[RECORDS FOR THIS TASK]:
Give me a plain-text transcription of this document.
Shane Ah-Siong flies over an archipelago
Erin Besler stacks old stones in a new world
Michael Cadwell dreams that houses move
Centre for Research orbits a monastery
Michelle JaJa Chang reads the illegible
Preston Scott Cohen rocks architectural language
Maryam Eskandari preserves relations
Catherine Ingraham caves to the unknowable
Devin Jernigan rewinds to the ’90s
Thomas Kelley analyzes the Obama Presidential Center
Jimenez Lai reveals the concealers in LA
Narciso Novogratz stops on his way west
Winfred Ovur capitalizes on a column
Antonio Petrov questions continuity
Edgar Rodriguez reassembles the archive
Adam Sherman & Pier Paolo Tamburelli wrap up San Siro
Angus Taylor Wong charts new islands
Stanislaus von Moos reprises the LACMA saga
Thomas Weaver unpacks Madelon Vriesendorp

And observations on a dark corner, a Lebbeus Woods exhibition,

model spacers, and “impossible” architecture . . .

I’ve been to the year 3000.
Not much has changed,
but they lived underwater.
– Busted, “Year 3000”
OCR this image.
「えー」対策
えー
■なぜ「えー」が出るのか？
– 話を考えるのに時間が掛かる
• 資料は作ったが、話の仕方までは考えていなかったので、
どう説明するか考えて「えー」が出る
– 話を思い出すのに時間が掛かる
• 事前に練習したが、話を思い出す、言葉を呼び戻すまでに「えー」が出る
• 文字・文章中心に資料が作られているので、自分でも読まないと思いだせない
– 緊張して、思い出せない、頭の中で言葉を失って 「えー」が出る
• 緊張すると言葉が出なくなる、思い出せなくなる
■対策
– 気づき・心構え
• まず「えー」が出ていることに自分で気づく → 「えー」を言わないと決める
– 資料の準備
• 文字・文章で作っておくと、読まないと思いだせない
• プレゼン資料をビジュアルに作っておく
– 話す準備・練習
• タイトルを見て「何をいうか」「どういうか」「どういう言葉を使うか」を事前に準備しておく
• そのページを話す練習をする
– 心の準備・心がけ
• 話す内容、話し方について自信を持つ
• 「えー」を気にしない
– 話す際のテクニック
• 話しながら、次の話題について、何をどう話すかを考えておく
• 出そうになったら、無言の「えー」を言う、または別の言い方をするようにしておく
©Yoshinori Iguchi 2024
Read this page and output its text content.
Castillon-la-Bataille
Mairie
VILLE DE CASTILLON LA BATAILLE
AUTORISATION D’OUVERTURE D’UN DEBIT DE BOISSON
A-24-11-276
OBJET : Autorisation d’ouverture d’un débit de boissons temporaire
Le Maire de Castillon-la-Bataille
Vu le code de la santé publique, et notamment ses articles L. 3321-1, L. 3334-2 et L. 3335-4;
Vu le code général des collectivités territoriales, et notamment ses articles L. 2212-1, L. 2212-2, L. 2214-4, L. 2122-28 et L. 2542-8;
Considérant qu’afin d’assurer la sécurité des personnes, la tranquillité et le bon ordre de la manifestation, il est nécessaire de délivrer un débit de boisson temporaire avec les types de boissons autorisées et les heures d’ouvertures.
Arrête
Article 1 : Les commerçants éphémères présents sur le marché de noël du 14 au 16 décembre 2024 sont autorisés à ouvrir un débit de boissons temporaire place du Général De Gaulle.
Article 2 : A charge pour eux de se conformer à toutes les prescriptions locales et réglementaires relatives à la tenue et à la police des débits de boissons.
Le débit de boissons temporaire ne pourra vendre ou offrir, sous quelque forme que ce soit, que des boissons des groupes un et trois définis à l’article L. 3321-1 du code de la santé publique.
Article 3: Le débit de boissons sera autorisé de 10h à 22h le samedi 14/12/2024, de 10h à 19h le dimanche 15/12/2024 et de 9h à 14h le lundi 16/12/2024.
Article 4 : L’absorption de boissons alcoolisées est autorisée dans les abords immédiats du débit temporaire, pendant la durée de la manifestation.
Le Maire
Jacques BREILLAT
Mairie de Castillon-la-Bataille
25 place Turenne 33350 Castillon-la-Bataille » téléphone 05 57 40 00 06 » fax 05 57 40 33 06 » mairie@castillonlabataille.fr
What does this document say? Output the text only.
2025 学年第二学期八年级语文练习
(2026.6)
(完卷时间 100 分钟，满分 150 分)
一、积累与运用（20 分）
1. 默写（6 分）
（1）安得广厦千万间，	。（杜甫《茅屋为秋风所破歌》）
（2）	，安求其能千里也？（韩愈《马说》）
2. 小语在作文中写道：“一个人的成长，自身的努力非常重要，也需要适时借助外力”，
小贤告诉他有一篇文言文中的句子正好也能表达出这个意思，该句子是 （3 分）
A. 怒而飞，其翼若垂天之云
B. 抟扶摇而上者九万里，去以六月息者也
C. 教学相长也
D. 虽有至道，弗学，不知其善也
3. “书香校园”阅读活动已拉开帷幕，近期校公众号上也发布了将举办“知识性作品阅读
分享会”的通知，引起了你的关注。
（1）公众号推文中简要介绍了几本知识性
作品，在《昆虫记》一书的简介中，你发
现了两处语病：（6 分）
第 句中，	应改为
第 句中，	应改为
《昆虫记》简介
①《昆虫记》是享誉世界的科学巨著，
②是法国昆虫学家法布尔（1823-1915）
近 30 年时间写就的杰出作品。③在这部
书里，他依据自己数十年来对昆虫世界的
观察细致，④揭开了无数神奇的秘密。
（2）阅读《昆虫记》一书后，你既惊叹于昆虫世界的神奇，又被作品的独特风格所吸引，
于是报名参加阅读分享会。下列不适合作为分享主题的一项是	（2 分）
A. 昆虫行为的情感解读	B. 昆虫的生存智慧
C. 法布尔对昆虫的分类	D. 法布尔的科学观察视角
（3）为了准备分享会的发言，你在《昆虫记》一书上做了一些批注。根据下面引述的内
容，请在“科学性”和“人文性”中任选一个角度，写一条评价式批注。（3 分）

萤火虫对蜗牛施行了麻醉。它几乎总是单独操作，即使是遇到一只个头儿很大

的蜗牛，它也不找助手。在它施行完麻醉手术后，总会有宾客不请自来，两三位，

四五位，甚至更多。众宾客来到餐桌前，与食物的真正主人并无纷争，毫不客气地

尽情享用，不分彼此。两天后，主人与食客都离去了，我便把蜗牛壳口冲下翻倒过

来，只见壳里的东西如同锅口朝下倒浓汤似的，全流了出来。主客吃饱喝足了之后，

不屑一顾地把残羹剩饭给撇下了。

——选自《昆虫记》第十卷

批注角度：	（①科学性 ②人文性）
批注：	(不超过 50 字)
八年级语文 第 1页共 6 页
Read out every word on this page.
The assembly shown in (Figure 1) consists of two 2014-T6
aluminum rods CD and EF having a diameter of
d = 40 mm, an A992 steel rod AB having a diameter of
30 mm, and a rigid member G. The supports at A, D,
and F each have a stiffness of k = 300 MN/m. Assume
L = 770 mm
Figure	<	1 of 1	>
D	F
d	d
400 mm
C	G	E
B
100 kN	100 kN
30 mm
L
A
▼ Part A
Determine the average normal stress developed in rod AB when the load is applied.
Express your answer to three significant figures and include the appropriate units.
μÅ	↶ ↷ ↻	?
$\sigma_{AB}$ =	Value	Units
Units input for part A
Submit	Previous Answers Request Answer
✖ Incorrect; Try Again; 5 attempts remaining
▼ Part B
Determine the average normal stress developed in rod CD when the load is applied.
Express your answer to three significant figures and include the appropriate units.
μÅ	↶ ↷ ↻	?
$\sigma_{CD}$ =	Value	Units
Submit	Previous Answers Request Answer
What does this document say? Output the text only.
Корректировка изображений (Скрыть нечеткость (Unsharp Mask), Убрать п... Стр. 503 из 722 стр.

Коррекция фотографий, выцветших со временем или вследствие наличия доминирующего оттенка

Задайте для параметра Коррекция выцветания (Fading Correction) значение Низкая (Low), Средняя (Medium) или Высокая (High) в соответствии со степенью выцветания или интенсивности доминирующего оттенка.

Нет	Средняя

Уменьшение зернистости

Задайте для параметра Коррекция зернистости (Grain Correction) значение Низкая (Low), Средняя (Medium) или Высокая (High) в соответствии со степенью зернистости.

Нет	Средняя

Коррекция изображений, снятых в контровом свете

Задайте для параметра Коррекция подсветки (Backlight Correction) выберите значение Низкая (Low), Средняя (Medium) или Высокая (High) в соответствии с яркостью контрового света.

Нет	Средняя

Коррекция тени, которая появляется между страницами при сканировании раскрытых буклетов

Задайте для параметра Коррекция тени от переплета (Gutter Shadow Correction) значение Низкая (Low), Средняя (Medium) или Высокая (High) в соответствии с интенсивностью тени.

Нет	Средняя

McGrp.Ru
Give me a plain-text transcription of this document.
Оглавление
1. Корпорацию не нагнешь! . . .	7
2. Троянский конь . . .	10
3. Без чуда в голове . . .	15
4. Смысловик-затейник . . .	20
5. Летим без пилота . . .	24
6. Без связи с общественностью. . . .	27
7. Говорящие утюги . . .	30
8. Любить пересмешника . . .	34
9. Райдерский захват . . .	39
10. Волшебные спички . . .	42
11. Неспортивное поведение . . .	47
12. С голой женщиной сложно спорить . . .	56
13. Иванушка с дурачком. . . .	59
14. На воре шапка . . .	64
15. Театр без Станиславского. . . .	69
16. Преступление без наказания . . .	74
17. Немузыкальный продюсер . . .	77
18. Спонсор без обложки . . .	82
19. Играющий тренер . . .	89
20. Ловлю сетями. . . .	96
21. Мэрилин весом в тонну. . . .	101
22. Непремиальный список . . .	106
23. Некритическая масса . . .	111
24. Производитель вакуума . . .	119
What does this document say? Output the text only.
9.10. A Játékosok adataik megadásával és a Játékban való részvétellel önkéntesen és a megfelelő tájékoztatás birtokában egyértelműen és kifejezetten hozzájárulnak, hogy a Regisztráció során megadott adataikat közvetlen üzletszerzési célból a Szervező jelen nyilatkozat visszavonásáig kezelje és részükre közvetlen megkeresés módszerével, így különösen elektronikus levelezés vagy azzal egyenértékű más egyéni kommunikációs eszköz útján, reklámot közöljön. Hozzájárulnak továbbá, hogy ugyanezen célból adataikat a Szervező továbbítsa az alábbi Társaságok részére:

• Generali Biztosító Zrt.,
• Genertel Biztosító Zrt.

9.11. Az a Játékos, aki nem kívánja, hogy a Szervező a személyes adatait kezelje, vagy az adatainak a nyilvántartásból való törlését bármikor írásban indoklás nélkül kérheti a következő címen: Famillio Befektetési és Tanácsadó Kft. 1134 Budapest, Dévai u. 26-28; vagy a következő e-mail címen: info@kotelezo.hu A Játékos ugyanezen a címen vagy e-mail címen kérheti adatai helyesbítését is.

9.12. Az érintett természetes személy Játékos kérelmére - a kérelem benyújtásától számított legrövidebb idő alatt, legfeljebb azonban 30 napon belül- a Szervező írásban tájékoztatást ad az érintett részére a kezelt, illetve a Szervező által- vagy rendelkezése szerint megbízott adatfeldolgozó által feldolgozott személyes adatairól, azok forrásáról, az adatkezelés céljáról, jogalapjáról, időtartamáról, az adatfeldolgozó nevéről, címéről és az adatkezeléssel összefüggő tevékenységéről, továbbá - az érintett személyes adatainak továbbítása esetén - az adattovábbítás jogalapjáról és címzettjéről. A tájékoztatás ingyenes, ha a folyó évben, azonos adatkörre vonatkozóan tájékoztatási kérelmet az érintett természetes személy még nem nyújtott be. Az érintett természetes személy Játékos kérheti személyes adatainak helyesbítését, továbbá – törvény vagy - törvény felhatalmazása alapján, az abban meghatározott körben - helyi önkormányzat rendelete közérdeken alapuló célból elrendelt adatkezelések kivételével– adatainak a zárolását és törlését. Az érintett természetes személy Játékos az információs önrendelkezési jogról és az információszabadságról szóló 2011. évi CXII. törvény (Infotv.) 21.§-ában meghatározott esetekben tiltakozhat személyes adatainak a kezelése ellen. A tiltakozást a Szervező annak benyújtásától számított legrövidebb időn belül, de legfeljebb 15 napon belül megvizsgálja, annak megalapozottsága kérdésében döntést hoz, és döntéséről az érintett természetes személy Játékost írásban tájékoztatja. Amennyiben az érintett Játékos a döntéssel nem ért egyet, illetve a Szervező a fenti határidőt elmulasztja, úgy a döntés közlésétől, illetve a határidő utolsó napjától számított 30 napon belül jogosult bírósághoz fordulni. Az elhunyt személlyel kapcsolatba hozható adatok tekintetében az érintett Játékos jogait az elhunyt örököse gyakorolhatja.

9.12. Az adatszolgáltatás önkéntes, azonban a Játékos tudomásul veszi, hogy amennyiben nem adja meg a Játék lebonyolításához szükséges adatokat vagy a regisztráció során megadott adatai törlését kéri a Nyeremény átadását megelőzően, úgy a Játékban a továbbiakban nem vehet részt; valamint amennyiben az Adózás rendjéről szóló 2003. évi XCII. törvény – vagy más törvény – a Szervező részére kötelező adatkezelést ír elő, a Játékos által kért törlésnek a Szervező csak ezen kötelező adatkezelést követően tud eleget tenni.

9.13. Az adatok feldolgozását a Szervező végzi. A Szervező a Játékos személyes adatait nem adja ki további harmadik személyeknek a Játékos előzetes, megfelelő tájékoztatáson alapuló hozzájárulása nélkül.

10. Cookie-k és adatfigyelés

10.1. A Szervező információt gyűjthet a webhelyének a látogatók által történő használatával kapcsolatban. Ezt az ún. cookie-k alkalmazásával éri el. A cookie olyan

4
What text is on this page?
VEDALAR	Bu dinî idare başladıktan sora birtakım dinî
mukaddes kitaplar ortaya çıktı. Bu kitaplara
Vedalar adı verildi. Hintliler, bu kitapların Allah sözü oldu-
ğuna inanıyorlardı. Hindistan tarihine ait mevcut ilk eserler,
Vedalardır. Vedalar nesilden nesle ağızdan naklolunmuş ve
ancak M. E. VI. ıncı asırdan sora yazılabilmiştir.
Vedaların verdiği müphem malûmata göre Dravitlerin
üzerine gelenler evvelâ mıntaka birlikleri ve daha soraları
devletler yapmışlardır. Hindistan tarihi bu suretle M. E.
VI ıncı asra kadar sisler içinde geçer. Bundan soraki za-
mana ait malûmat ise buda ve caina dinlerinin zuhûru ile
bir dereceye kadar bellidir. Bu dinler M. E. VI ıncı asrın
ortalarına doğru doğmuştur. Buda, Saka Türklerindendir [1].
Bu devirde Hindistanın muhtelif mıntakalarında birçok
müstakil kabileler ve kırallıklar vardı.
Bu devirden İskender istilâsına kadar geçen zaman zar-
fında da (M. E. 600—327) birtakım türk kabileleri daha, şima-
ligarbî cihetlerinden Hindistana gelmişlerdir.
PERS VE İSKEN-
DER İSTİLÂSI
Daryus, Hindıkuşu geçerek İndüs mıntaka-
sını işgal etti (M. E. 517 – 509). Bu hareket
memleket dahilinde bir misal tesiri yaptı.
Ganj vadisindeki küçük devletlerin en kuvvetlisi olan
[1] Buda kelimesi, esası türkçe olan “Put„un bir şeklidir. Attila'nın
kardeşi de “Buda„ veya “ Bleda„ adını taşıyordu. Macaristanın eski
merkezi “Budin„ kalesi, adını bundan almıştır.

[JOB]: Look through the entries above and list every line containing "having".

[EXERCISE RESPONSE]:
aluminum rods CD and EF having a diameter of
d = 40 mm, an A992 steel rod AB having a diameter of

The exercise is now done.